[Region and label listings]
__________

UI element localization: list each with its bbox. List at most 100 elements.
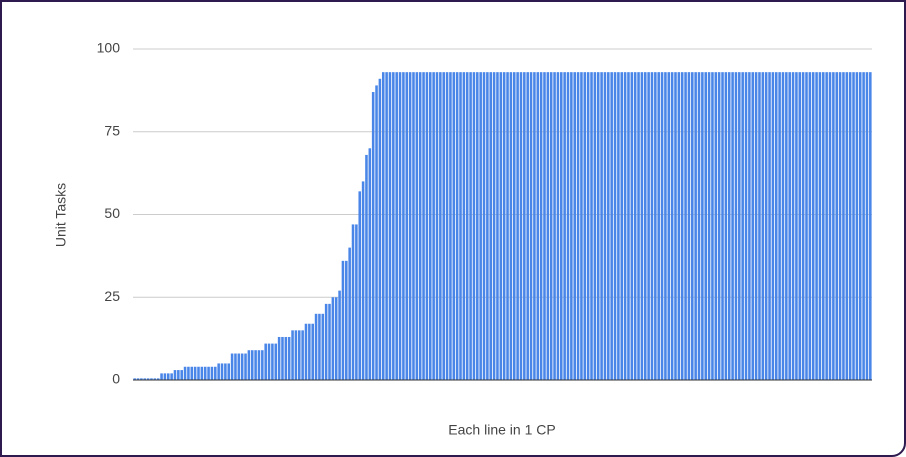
bar [462, 72, 466, 381]
bar [267, 343, 271, 380]
bar [855, 72, 859, 381]
bar [220, 363, 224, 380]
bar [798, 72, 802, 381]
bar [405, 72, 409, 381]
bar [244, 353, 247, 380]
bar [808, 72, 812, 381]
bar [828, 72, 832, 381]
bar [499, 72, 503, 381]
bar [838, 72, 842, 381]
bar [351, 224, 355, 380]
bar [580, 72, 583, 381]
bar [345, 260, 348, 380]
bar [516, 72, 519, 381]
bar [758, 72, 761, 381]
bar [361, 181, 365, 380]
bar [163, 373, 167, 380]
bar [311, 323, 314, 380]
bar [549, 72, 553, 381]
bar [768, 72, 771, 381]
bar [627, 72, 630, 381]
bar [583, 72, 587, 381]
y-tick-label: 75 [104, 122, 120, 138]
bar [177, 370, 180, 380]
bar [338, 290, 341, 380]
bar [371, 92, 375, 380]
bar [529, 72, 533, 381]
bar [680, 72, 684, 381]
bar [439, 72, 442, 381]
bar [234, 353, 237, 380]
bar [825, 72, 828, 381]
bar [415, 72, 419, 381]
bar [187, 366, 190, 380]
bar [277, 336, 281, 380]
bar [623, 72, 627, 381]
bar [603, 72, 607, 381]
bar [539, 72, 543, 381]
bar [617, 72, 620, 381]
bar [754, 72, 758, 381]
bar [287, 336, 291, 380]
bar [449, 72, 452, 381]
bar [586, 72, 590, 381]
bar [566, 72, 570, 381]
bar [832, 72, 835, 381]
y-tick-label: 0 [112, 371, 120, 387]
bar [412, 72, 415, 381]
bar [506, 72, 509, 381]
bar [570, 72, 573, 381]
bar [848, 72, 852, 381]
bar [392, 72, 395, 381]
x-axis-label: Each line in 1 CP [448, 422, 555, 438]
bar [687, 72, 691, 381]
bar [388, 72, 392, 381]
bar [862, 72, 865, 381]
bar [482, 72, 486, 381]
bar [842, 72, 845, 381]
bar [318, 313, 321, 380]
bar [633, 72, 637, 381]
bar [509, 72, 513, 381]
bar [150, 378, 153, 380]
bar [170, 373, 173, 380]
bar [250, 350, 254, 380]
bar [533, 72, 536, 381]
bar [684, 72, 687, 381]
bar [573, 72, 576, 381]
bar [563, 72, 566, 381]
bar [301, 330, 304, 380]
bar [734, 72, 738, 381]
bar [835, 72, 839, 381]
bar [455, 72, 459, 381]
bar [418, 72, 422, 381]
bar [395, 72, 398, 381]
bar [670, 72, 674, 381]
bar [469, 72, 472, 381]
bar [845, 72, 849, 381]
bar [314, 313, 318, 380]
bar [425, 72, 429, 381]
bar [707, 72, 711, 381]
bar [435, 72, 439, 381]
bar [630, 72, 634, 381]
bar [697, 72, 701, 381]
bar [751, 72, 755, 381]
bar [576, 72, 580, 381]
bar [536, 72, 540, 381]
bar [791, 72, 795, 381]
bar [667, 72, 671, 381]
bar [230, 353, 234, 380]
bar [613, 72, 617, 381]
bar [452, 72, 456, 381]
bar [724, 72, 728, 381]
bar [741, 72, 744, 381]
bar [264, 343, 267, 380]
bar [744, 72, 748, 381]
bar [647, 72, 650, 381]
bar [761, 72, 765, 381]
bar [133, 378, 136, 380]
bar [385, 72, 388, 381]
bar [365, 154, 368, 380]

__________

- **Written task**:
Please revise all the material above, replacing every "bar" with "column" and leaving everything else unchanged. Omit the pictures from your answer.

- **Solution to this exercise**:
UI element localization: list each with its bbox. List at most 100 elements.
column [462, 72, 466, 381]
column [267, 343, 271, 380]
column [855, 72, 859, 381]
column [220, 363, 224, 380]
column [798, 72, 802, 381]
column [405, 72, 409, 381]
column [244, 353, 247, 380]
column [808, 72, 812, 381]
column [828, 72, 832, 381]
column [499, 72, 503, 381]
column [838, 72, 842, 381]
column [351, 224, 355, 380]
column [580, 72, 583, 381]
column [345, 260, 348, 380]
column [516, 72, 519, 381]
column [758, 72, 761, 381]
column [361, 181, 365, 380]
column [163, 373, 167, 380]
column [311, 323, 314, 380]
column [549, 72, 553, 381]
column [768, 72, 771, 381]
column [627, 72, 630, 381]
column [583, 72, 587, 381]
y-tick-label: 75 [104, 122, 120, 138]
column [177, 370, 180, 380]
column [338, 290, 341, 380]
column [371, 92, 375, 380]
column [529, 72, 533, 381]
column [680, 72, 684, 381]
column [439, 72, 442, 381]
column [234, 353, 237, 380]
column [825, 72, 828, 381]
column [415, 72, 419, 381]
column [187, 366, 190, 380]
column [277, 336, 281, 380]
column [623, 72, 627, 381]
column [603, 72, 607, 381]
column [539, 72, 543, 381]
column [617, 72, 620, 381]
column [754, 72, 758, 381]
column [287, 336, 291, 380]
column [449, 72, 452, 381]
column [586, 72, 590, 381]
column [566, 72, 570, 381]
column [832, 72, 835, 381]
y-tick-label: 0 [112, 371, 120, 387]
column [412, 72, 415, 381]
column [506, 72, 509, 381]
column [570, 72, 573, 381]
column [848, 72, 852, 381]
column [392, 72, 395, 381]
x-axis-label: Each line in 1 CP [448, 422, 555, 438]
column [687, 72, 691, 381]
column [388, 72, 392, 381]
column [862, 72, 865, 381]
column [482, 72, 486, 381]
column [842, 72, 845, 381]
column [318, 313, 321, 380]
column [633, 72, 637, 381]
column [509, 72, 513, 381]
column [150, 378, 153, 380]
column [170, 373, 173, 380]
column [250, 350, 254, 380]
column [533, 72, 536, 381]
column [684, 72, 687, 381]
column [573, 72, 576, 381]
column [563, 72, 566, 381]
column [301, 330, 304, 380]
column [734, 72, 738, 381]
column [835, 72, 839, 381]
column [455, 72, 459, 381]
column [418, 72, 422, 381]
column [395, 72, 398, 381]
column [670, 72, 674, 381]
column [469, 72, 472, 381]
column [845, 72, 849, 381]
column [314, 313, 318, 380]
column [425, 72, 429, 381]
column [707, 72, 711, 381]
column [435, 72, 439, 381]
column [630, 72, 634, 381]
column [697, 72, 701, 381]
column [751, 72, 755, 381]
column [576, 72, 580, 381]
column [536, 72, 540, 381]
column [791, 72, 795, 381]
column [667, 72, 671, 381]
column [230, 353, 234, 380]
column [613, 72, 617, 381]
column [452, 72, 456, 381]
column [724, 72, 728, 381]
column [741, 72, 744, 381]
column [264, 343, 267, 380]
column [744, 72, 748, 381]
column [647, 72, 650, 381]
column [761, 72, 765, 381]
column [133, 378, 136, 380]
column [385, 72, 388, 381]
column [365, 154, 368, 380]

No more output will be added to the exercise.